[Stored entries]
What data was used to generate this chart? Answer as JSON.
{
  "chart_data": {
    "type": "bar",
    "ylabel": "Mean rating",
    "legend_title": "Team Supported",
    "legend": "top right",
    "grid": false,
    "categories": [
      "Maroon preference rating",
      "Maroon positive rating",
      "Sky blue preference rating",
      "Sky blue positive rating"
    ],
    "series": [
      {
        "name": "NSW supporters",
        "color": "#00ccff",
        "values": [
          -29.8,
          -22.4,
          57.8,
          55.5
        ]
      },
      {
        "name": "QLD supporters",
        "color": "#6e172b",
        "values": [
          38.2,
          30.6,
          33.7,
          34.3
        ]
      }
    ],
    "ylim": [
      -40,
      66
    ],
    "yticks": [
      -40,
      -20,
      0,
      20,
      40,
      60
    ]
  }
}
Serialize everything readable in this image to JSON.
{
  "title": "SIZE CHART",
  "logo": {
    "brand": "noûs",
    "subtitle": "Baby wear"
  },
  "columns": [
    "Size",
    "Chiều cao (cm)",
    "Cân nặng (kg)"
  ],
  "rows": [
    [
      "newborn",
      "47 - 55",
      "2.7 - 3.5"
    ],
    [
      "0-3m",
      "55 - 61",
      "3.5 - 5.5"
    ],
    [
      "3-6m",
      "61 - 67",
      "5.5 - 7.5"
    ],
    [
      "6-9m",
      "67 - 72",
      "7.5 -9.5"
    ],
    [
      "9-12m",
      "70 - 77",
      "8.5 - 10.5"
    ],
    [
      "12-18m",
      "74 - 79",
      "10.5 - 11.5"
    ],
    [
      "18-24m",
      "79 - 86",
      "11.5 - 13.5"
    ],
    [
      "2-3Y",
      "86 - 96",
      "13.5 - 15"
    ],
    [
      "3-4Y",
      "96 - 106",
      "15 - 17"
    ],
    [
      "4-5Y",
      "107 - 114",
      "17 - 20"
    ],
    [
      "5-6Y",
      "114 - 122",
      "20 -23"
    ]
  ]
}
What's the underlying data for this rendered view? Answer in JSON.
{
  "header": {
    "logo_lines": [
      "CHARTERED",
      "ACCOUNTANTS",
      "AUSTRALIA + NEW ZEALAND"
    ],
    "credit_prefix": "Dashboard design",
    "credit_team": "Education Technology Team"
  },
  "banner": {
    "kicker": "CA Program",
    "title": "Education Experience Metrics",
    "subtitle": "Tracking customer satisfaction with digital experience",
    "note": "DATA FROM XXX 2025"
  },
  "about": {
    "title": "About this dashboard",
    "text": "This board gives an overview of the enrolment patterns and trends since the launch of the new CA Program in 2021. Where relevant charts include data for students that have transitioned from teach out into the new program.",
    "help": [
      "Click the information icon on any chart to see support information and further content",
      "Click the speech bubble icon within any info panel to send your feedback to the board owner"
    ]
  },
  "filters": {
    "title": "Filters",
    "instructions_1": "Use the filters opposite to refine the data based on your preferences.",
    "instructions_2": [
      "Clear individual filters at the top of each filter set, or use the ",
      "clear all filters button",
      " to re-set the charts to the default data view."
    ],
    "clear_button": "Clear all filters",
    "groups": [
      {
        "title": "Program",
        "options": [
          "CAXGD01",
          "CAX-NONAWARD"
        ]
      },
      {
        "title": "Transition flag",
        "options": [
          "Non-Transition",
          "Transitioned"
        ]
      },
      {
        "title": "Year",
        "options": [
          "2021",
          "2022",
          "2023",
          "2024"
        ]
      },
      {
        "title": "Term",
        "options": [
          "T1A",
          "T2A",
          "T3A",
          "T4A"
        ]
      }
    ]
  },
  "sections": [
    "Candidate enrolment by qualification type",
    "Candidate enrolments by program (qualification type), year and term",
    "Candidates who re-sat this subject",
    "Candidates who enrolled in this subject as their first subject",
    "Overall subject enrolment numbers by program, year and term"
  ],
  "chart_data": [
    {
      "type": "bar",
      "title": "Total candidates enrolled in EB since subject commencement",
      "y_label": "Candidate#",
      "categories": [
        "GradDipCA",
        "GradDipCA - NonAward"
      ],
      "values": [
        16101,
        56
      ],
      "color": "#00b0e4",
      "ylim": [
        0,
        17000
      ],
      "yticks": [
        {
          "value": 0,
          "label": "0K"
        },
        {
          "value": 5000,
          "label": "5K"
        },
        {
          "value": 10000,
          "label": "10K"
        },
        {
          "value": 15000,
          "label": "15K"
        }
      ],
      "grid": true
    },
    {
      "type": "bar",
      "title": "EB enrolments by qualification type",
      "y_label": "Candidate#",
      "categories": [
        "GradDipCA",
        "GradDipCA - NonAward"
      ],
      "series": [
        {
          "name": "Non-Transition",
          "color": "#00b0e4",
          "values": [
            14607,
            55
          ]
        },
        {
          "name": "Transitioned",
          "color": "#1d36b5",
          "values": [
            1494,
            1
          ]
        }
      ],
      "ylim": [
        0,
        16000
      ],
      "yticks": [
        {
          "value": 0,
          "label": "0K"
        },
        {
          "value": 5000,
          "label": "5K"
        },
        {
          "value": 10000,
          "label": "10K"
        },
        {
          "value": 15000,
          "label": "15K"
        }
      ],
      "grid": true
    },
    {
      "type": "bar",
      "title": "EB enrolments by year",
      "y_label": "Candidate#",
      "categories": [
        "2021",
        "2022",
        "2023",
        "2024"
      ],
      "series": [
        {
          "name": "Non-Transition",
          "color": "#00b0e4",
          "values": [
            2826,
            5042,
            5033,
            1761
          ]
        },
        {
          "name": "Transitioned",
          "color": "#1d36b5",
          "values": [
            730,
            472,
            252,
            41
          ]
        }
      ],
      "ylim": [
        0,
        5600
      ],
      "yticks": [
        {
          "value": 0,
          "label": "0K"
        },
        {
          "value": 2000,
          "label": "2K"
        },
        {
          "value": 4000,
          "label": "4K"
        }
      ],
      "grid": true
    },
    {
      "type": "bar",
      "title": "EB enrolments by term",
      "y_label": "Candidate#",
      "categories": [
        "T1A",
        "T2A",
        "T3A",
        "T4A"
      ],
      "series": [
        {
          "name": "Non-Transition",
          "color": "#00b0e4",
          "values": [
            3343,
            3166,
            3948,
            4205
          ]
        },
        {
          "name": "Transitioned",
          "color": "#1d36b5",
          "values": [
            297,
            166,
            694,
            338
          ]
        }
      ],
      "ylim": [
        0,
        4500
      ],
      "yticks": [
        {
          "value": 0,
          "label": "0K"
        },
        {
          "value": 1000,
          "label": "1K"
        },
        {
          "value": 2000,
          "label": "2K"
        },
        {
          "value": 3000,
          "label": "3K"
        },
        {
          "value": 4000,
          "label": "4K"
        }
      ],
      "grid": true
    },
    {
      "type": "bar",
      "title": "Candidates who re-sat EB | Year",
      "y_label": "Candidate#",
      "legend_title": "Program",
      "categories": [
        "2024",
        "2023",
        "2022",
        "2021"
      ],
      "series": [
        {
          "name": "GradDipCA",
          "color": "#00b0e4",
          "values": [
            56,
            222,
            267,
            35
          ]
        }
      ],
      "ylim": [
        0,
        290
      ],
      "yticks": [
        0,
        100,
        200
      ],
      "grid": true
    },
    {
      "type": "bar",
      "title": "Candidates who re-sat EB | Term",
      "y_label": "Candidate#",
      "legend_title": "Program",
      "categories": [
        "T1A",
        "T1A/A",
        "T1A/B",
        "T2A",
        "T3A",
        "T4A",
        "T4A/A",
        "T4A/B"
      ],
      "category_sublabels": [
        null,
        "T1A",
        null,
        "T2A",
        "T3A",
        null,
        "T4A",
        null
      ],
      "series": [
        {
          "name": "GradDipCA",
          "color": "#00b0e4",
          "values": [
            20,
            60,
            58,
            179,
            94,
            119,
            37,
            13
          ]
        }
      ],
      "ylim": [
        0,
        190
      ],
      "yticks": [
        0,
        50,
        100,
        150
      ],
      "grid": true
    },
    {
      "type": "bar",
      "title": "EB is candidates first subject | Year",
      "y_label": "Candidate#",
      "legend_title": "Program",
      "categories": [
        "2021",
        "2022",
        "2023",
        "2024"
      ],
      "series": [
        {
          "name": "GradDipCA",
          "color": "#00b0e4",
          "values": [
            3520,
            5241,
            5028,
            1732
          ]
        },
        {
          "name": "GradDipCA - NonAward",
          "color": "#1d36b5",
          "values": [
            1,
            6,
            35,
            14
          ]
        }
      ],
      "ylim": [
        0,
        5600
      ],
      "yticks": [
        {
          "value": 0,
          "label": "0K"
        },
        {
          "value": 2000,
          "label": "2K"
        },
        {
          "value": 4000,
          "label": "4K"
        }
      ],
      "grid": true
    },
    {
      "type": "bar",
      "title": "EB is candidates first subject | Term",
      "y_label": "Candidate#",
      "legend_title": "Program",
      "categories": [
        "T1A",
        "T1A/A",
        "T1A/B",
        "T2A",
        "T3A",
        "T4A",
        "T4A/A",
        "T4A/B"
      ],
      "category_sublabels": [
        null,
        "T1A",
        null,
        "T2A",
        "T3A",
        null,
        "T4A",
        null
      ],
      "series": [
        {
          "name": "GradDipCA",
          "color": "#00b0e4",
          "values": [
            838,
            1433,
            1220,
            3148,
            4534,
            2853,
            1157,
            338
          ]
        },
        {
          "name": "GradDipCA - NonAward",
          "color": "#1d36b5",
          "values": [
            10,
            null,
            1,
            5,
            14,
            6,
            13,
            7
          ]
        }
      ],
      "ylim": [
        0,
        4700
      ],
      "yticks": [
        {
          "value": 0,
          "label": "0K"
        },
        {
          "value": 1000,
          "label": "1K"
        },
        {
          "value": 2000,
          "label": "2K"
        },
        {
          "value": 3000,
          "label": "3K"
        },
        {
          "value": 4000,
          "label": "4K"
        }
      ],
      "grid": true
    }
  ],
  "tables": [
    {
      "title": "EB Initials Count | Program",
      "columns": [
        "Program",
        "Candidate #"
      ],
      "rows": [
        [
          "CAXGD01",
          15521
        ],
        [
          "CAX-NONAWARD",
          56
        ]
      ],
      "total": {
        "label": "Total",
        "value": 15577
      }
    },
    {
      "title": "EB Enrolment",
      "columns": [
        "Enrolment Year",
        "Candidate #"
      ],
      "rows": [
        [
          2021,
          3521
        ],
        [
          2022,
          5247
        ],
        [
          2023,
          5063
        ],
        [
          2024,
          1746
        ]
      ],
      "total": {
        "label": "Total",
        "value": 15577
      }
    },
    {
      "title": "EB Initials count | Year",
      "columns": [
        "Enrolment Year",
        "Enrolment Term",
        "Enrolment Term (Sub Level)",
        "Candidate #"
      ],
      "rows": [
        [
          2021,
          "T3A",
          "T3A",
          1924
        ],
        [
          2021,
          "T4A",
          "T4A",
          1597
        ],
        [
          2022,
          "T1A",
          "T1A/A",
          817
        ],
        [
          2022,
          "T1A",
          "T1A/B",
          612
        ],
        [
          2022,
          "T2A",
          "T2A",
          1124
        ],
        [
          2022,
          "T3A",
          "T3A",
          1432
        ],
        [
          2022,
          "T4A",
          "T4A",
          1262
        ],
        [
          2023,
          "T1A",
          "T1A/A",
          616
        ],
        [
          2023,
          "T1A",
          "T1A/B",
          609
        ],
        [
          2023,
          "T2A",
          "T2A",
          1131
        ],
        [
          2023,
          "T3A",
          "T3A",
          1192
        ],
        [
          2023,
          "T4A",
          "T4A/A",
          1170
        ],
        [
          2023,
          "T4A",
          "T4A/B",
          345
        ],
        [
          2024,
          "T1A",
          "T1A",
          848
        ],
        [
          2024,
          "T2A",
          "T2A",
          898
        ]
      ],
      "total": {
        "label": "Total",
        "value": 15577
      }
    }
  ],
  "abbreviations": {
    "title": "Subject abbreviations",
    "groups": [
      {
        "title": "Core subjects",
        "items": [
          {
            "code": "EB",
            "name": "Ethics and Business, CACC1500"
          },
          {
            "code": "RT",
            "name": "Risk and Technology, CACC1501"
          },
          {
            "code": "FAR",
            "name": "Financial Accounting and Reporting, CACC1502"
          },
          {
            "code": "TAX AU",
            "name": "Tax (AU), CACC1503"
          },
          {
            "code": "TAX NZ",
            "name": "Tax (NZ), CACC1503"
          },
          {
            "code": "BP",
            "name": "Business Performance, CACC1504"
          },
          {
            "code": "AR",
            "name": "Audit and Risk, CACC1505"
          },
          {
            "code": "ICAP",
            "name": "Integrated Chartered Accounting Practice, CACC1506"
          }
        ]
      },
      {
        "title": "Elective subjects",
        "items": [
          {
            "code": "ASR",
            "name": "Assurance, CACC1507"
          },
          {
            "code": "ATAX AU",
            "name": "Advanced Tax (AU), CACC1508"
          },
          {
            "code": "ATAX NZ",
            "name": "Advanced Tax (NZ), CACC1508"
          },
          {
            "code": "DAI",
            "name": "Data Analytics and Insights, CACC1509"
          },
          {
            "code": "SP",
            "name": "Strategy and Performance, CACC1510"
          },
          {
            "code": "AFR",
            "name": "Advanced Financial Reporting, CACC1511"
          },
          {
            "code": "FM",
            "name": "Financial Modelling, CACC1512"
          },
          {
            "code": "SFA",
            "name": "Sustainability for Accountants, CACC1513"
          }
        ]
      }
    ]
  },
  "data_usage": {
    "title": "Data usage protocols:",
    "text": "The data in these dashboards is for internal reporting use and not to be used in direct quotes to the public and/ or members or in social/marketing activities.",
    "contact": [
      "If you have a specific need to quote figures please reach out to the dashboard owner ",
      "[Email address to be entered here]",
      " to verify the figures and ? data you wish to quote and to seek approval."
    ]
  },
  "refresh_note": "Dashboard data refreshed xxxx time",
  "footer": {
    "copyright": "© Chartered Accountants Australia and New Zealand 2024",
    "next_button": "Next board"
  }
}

▶ **Your goal**
Locate each line with the word "rating" and copy it.

▶ **Answer for the task**
    "ylabel": "Mean rating",
      "Maroon preference rating",
      "Maroon positive rating",
      "Sky blue preference rating",
      "Sky blue positive rating"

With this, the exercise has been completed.